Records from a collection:

↓

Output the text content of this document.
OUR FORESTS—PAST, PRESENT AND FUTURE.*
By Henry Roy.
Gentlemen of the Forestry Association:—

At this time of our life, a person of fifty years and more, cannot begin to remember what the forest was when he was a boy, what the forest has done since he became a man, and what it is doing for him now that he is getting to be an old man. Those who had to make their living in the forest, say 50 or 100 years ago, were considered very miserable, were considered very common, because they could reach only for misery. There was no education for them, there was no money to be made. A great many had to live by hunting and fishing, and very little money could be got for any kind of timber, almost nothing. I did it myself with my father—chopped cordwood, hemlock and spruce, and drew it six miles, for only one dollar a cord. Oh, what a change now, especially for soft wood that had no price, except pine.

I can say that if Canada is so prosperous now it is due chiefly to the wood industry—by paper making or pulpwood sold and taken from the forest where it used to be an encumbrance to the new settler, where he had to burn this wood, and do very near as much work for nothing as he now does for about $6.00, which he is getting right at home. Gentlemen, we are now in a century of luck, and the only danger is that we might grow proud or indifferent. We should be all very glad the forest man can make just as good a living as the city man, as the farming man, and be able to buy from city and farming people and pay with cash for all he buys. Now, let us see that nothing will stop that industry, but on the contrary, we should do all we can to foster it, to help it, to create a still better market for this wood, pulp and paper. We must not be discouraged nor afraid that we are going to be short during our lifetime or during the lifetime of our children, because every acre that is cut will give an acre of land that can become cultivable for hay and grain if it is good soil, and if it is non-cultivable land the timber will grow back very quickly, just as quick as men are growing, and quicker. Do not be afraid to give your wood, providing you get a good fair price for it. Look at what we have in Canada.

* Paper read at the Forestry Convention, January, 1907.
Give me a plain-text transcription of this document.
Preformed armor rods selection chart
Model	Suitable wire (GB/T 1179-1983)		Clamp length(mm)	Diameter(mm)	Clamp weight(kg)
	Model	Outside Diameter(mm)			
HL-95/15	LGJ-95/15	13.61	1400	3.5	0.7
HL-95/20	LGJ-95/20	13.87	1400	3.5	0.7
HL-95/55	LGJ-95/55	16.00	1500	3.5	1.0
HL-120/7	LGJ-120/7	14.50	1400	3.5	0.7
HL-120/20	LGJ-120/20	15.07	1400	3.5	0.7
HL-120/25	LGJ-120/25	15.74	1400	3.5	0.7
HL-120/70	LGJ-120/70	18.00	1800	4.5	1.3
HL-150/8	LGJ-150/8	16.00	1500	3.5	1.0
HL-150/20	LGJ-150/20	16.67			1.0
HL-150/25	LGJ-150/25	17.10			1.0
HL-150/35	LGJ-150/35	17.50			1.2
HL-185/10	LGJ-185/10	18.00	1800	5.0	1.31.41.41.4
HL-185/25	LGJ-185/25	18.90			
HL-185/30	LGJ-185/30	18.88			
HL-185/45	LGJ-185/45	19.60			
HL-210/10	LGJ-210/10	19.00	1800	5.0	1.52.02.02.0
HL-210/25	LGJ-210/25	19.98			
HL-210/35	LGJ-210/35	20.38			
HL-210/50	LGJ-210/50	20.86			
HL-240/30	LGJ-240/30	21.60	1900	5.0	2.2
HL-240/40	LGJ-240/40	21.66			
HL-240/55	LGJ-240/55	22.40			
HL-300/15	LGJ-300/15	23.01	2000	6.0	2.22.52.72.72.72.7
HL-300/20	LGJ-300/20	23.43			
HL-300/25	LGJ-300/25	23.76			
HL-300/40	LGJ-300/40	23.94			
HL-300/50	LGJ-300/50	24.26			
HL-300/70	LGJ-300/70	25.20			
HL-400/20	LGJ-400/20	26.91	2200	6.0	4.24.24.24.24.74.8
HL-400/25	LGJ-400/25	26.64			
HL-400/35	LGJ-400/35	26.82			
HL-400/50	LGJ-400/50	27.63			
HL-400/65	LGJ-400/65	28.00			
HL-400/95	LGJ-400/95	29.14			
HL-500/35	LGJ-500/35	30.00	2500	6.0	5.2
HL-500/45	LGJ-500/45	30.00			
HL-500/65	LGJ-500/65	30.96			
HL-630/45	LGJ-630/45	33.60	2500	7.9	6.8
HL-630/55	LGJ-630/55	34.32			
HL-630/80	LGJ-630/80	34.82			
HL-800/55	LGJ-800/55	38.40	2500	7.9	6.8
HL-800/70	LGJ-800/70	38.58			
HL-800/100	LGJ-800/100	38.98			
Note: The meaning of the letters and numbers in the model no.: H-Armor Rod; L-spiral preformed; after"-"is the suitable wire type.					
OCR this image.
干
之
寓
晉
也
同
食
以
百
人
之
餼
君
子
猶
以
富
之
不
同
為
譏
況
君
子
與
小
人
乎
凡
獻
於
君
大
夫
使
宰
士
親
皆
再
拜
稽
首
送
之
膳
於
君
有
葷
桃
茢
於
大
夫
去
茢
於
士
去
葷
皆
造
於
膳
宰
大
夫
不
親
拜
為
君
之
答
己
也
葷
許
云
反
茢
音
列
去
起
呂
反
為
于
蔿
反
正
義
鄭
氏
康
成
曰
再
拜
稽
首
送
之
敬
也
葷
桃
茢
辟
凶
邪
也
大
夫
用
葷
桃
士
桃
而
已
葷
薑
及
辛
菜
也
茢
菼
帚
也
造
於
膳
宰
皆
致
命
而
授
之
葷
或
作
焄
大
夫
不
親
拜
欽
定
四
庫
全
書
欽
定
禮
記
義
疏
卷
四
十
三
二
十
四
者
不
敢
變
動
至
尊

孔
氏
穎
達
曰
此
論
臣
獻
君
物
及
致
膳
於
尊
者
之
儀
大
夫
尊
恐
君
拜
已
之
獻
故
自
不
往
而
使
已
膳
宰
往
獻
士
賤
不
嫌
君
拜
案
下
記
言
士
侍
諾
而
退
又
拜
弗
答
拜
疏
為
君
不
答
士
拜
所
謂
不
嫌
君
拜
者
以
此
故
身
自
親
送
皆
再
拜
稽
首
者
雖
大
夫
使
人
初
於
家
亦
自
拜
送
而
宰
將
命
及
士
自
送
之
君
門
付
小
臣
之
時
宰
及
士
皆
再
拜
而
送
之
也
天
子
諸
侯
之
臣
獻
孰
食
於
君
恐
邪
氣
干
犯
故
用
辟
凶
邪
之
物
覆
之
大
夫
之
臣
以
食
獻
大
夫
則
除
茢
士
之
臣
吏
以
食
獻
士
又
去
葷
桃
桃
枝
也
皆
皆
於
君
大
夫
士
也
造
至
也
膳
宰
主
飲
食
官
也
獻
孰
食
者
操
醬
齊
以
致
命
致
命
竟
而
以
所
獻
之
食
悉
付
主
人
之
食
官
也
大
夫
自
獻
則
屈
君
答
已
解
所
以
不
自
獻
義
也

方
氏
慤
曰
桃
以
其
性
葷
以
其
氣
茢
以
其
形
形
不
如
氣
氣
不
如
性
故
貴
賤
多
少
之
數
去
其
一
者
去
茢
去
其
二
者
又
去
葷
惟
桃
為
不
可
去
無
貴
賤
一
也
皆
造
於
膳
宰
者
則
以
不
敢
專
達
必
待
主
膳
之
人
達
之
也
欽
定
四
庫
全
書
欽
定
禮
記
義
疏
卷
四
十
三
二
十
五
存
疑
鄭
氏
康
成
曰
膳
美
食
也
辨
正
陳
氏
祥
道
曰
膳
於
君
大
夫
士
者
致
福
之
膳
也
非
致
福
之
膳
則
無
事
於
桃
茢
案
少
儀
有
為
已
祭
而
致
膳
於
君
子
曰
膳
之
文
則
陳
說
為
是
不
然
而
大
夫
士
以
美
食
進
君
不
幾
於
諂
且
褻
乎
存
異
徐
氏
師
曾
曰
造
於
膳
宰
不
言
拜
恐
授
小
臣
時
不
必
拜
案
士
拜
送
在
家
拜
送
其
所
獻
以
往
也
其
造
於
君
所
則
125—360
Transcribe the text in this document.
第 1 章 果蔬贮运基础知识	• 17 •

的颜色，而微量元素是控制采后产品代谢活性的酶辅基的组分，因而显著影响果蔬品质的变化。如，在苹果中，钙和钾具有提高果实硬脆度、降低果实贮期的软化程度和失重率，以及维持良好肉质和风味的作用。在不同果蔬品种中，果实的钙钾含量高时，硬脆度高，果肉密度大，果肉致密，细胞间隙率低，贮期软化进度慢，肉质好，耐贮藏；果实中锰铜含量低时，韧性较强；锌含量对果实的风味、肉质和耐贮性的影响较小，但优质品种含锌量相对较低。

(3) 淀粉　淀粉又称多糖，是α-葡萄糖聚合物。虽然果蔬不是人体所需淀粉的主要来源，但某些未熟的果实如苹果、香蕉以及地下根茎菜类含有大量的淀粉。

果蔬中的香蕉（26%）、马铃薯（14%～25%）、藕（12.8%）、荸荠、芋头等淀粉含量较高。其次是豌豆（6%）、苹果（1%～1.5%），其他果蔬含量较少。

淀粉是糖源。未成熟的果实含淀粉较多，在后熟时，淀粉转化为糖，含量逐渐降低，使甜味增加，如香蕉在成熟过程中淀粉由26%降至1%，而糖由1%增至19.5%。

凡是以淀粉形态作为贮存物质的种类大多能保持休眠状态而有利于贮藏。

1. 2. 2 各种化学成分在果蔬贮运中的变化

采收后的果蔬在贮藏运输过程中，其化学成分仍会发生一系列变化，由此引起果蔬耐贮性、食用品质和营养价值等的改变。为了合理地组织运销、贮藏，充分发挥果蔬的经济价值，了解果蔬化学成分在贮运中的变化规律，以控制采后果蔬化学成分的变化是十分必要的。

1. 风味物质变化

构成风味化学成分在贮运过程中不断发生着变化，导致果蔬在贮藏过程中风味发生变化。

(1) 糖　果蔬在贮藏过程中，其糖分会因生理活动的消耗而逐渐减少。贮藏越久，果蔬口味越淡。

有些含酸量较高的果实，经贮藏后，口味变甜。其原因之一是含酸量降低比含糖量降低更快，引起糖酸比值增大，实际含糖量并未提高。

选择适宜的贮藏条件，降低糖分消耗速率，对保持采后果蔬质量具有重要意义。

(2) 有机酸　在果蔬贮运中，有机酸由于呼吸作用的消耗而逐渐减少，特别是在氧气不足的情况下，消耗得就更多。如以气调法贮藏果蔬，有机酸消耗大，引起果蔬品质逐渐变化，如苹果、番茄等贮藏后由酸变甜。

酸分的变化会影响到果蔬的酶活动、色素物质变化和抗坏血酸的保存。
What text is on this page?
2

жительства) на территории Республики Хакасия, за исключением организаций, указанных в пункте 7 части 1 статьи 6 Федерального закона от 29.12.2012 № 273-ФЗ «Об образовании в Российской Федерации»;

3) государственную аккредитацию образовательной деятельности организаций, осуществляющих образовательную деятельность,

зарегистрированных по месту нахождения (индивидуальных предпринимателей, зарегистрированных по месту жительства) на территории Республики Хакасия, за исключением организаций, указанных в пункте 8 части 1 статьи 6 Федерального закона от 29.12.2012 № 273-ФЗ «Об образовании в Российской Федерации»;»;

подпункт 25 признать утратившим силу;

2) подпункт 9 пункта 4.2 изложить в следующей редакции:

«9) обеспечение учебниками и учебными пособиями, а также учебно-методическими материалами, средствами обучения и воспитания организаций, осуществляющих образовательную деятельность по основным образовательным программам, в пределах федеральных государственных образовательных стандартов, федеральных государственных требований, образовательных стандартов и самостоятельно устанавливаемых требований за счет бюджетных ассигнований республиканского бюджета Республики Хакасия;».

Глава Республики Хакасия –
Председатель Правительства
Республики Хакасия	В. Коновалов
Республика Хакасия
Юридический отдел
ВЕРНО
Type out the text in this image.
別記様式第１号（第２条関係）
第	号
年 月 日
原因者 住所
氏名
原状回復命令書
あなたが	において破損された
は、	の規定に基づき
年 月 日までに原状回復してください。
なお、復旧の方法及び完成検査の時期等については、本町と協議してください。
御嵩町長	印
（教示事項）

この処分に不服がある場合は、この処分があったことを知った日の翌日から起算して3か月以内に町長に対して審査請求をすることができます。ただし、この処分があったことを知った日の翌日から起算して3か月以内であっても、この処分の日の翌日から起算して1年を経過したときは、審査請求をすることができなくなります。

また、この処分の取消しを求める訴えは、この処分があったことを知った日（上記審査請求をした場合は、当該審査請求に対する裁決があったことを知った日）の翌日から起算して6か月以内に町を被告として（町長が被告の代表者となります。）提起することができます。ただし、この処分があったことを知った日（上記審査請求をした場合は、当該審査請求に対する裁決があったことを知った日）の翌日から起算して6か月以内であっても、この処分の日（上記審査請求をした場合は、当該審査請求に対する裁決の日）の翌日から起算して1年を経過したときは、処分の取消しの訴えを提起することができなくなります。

↑

Print nothing but the lines from the line with "Type out the text in this image." to the last line of the records above. Both of those lines count.

■ **COMPLETE RESPONSE**
Type out the text in this image.
別記様式第１号（第２条関係）
第	号
年 月 日
原因者 住所
氏名
原状回復命令書
あなたが	において破損された
は、	の規定に基づき
年 月 日までに原状回復してください。
なお、復旧の方法及び完成検査の時期等については、本町と協議してください。
御嵩町長	印
（教示事項）

この処分に不服がある場合は、この処分があったことを知った日の翌日から起算して3か月以内に町長に対して審査請求をすることができます。ただし、この処分があったことを知った日の翌日から起算して3か月以内であっても、この処分の日の翌日から起算して1年を経過したときは、審査請求をすることができなくなります。

また、この処分の取消しを求める訴えは、この処分があったことを知った日（上記審査請求をした場合は、当該審査請求に対する裁決があったことを知った日）の翌日から起算して6か月以内に町を被告として（町長が被告の代表者となります。）提起することができます。ただし、この処分があったことを知った日（上記審査請求をした場合は、当該審査請求に対する裁決があったことを知った日）の翌日から起算して6か月以内であっても、この処分の日（上記審査請求をした場合は、当該審査請求に対する裁決の日）の翌日から起算して1年を経過したときは、処分の取消しの訴えを提起することができなくなります。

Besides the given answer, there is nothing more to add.